AIM: Gather each line of the entries below that includes "image".

#####

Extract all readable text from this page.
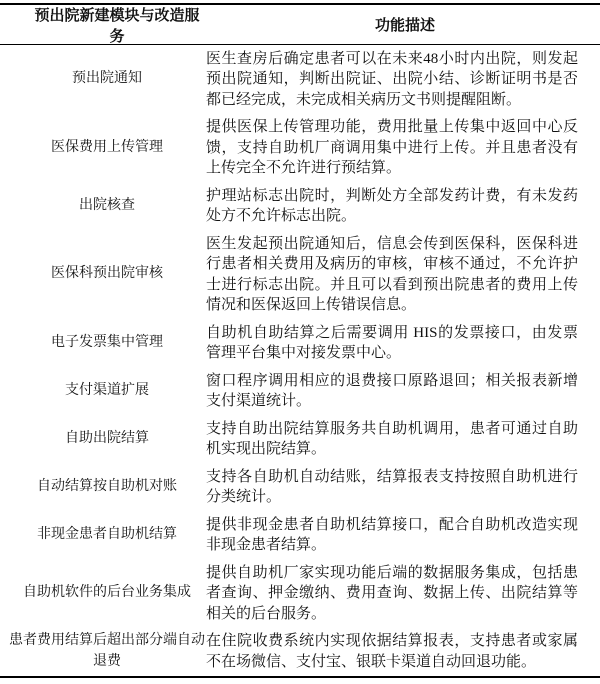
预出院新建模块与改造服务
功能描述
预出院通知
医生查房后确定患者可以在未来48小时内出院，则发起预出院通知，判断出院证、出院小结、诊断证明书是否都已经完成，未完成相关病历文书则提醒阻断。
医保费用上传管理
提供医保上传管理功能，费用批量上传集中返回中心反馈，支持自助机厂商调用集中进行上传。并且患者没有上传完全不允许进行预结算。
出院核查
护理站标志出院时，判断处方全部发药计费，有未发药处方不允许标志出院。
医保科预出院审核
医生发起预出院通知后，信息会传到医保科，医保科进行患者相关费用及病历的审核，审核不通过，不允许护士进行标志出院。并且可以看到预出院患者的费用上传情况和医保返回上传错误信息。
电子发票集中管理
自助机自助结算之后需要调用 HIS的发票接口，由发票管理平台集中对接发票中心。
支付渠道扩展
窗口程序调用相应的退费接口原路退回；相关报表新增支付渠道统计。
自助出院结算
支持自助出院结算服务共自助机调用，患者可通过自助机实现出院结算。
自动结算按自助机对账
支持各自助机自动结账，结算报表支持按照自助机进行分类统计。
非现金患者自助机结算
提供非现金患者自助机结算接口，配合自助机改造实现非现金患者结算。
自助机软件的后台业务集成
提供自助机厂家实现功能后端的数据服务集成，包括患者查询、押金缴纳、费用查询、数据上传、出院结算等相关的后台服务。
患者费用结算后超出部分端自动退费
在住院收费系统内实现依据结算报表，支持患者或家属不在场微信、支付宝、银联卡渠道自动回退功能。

#####

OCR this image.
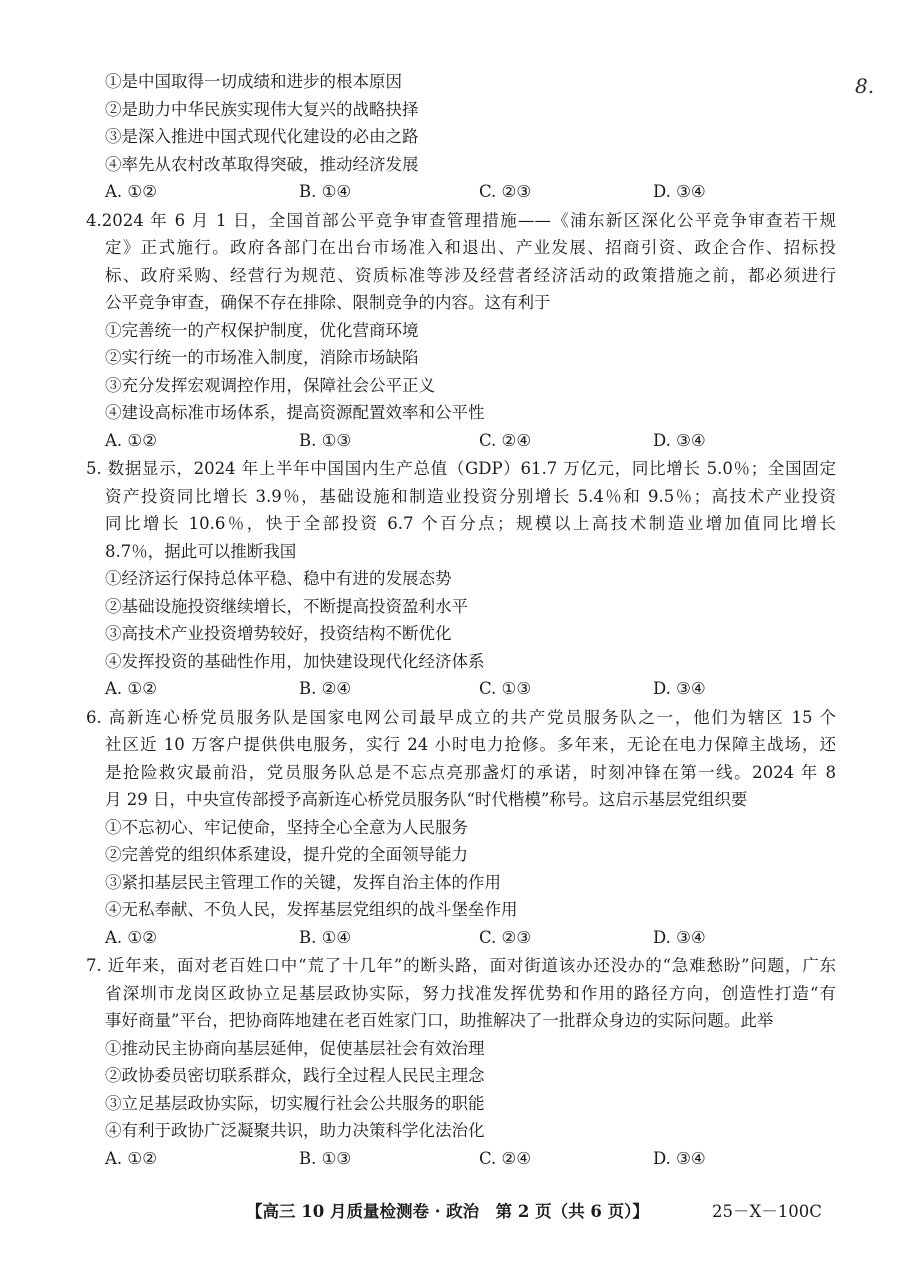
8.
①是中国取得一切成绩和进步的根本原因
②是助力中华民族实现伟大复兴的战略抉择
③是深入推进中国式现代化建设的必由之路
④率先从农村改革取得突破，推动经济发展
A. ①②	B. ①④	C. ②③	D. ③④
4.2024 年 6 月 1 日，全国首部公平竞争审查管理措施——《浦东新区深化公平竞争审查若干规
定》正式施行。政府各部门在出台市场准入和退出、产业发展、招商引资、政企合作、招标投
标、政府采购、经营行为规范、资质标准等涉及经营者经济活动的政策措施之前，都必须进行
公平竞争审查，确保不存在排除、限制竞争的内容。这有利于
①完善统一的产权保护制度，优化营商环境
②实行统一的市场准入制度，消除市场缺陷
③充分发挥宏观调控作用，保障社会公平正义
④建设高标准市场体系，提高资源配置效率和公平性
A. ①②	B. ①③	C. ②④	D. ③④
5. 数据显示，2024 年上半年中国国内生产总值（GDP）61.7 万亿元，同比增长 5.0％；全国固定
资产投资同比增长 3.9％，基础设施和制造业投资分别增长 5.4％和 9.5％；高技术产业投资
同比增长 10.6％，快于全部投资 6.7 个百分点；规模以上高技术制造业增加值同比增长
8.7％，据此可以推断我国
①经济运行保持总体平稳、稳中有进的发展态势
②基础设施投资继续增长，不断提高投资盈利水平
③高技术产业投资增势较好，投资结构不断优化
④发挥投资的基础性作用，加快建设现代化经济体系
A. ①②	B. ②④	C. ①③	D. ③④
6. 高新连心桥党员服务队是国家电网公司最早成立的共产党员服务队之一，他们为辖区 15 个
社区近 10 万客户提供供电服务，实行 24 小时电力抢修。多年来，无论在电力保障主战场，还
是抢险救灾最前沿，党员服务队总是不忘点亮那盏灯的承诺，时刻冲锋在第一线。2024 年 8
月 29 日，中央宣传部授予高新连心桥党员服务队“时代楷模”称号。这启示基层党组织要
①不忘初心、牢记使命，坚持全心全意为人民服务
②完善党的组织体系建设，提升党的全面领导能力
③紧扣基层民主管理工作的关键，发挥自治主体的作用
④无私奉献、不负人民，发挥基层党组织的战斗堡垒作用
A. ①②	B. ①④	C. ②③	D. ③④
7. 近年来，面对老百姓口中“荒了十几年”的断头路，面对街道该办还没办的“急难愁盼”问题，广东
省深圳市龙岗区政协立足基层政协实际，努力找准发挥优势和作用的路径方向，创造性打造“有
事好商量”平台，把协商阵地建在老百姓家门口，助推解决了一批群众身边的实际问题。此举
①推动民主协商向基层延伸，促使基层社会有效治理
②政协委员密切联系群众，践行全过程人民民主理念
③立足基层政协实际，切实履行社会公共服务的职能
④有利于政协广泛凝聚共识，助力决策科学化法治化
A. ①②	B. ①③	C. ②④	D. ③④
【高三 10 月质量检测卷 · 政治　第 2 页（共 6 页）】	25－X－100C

#####

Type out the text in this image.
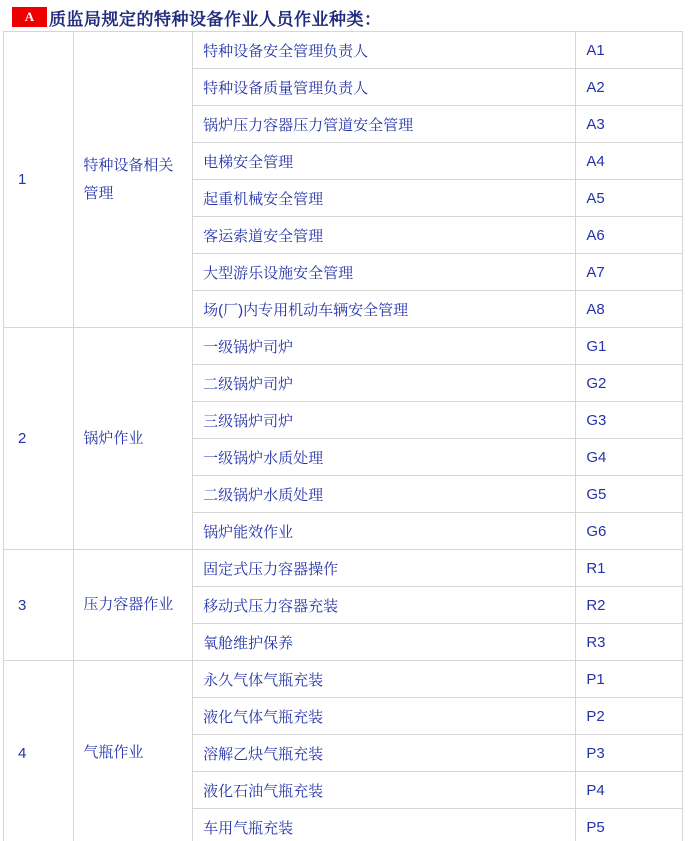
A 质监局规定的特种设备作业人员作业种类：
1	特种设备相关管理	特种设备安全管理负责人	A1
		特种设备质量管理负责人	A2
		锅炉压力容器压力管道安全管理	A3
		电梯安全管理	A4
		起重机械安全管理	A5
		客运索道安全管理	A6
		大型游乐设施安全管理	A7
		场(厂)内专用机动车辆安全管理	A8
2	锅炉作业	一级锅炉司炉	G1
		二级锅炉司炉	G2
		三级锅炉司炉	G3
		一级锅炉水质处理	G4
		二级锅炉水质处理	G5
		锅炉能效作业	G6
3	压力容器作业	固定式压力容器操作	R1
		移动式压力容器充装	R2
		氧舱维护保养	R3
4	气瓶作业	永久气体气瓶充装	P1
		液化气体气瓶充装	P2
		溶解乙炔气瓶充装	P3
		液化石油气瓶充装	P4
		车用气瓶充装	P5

#####

SOLUTION FOR THIS EXERCISE:
OCR this image.
Type out the text in this image.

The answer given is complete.